WHAT YOU WILL DO
Below are the records. Count the lines containing the string "Patients", and reply with the number alone.

EXTRACTED RECORDS

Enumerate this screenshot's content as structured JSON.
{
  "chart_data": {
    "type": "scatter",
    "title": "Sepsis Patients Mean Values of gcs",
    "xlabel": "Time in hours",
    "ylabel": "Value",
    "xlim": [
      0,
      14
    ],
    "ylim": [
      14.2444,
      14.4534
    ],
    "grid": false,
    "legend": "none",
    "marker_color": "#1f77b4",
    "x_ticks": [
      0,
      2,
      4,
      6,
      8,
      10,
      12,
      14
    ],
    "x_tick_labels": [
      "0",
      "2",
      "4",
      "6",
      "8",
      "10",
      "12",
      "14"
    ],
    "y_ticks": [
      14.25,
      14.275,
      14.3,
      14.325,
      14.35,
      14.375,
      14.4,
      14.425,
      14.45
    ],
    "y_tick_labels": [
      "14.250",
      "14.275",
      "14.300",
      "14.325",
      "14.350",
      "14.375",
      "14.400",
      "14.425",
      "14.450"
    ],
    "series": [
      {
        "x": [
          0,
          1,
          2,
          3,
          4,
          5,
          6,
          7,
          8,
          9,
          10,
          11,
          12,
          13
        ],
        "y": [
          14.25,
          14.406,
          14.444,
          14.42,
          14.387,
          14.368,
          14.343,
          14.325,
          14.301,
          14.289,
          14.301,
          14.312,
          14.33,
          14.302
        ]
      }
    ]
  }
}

==

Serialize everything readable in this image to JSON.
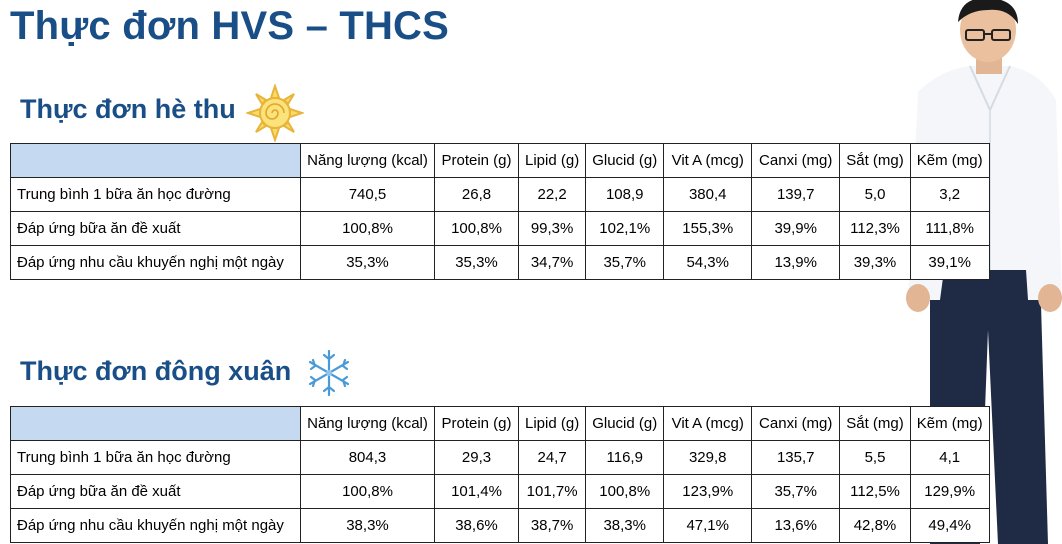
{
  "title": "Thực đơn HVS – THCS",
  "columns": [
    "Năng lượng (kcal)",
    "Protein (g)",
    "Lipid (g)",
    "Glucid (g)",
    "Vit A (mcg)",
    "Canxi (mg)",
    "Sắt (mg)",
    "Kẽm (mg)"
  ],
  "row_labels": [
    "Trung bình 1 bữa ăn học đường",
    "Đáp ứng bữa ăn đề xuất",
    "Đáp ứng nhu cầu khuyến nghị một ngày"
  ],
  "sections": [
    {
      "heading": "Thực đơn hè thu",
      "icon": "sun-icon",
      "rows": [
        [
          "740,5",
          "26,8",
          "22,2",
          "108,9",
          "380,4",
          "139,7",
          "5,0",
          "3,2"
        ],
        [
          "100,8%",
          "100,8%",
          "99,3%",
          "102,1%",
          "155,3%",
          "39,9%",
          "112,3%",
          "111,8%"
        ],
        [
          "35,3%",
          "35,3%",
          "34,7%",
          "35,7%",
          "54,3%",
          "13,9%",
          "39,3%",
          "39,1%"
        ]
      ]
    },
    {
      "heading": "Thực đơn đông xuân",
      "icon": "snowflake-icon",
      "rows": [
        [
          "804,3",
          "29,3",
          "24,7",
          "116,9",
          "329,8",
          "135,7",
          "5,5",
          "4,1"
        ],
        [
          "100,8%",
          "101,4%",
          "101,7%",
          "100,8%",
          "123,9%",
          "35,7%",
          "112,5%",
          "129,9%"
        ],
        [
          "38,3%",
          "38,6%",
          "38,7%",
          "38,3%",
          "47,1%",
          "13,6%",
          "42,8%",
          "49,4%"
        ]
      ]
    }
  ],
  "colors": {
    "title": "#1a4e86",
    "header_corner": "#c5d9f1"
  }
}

---

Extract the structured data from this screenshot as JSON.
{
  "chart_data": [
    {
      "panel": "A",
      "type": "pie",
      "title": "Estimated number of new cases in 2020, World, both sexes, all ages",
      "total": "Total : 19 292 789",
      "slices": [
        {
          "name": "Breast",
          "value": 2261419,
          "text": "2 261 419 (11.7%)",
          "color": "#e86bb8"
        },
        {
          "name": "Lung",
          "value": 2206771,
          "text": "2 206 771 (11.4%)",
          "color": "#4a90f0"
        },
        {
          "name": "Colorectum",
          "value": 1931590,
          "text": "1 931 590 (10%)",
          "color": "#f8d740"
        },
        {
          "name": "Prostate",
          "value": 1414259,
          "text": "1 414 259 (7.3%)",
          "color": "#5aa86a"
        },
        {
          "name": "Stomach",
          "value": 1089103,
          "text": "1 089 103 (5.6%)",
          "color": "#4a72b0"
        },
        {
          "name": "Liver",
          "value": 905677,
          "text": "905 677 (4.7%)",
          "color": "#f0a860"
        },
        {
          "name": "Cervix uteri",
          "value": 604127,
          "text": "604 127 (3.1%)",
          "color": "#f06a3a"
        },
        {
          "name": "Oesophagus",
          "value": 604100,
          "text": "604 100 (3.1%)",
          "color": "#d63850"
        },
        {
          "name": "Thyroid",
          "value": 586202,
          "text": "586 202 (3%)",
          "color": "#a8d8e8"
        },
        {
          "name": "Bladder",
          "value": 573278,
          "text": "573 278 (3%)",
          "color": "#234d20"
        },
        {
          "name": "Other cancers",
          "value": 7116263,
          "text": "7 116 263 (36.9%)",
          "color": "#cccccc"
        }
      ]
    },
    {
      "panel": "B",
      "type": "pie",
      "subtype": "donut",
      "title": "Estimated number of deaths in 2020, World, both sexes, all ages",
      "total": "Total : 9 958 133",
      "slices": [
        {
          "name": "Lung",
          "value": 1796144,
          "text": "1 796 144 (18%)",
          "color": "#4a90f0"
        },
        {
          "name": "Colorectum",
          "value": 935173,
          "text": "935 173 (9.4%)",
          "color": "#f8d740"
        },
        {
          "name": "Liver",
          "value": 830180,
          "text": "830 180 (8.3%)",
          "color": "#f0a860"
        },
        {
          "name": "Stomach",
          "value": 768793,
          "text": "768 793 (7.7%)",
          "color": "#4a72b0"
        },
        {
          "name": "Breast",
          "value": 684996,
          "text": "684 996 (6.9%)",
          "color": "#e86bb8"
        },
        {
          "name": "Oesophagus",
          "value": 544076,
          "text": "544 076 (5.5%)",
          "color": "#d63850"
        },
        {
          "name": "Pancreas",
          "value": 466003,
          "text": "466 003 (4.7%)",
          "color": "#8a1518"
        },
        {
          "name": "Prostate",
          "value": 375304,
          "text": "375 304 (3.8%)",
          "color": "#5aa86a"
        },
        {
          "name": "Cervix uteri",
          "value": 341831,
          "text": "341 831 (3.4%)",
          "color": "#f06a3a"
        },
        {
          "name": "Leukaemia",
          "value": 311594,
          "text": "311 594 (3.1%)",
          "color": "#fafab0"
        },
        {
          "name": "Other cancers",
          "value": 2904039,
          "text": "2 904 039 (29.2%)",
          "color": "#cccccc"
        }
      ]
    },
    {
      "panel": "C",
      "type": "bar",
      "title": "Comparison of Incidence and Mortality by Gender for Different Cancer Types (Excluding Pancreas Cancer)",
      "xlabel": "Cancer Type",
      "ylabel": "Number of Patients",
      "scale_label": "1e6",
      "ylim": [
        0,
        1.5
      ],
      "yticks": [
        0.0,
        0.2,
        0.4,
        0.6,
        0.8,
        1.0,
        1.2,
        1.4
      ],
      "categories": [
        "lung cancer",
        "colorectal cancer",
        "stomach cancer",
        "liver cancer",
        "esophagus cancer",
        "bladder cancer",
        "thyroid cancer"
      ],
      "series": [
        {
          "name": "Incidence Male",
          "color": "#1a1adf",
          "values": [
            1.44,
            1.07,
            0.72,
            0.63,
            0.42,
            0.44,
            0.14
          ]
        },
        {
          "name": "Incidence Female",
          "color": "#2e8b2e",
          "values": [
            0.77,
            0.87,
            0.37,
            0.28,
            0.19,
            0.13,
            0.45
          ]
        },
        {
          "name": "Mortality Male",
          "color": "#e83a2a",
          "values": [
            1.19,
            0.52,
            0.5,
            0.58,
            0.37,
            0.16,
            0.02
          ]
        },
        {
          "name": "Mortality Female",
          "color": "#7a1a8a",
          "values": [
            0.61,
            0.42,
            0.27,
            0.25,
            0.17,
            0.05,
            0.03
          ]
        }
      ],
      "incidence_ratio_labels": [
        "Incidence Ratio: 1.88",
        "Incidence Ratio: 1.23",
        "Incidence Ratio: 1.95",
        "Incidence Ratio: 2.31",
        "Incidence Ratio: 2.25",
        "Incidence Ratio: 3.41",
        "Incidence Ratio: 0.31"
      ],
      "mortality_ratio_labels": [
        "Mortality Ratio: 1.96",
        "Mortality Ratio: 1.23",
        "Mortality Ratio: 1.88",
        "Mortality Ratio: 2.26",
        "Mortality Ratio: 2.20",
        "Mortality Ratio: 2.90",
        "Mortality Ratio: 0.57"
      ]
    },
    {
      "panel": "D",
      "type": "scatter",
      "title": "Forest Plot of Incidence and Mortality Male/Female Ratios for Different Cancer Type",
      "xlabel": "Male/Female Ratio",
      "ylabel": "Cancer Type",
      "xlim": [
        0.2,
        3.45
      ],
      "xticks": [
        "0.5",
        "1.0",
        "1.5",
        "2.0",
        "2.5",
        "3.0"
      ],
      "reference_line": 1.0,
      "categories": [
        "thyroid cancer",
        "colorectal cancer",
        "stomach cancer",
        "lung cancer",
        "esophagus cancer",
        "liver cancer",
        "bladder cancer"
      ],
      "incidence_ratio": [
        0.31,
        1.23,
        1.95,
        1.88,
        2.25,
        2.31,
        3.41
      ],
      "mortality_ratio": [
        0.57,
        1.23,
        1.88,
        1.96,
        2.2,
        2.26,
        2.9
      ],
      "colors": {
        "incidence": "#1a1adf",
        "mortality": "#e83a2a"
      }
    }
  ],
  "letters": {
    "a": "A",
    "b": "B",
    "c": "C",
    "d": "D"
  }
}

EXERCISE SOLUTION
2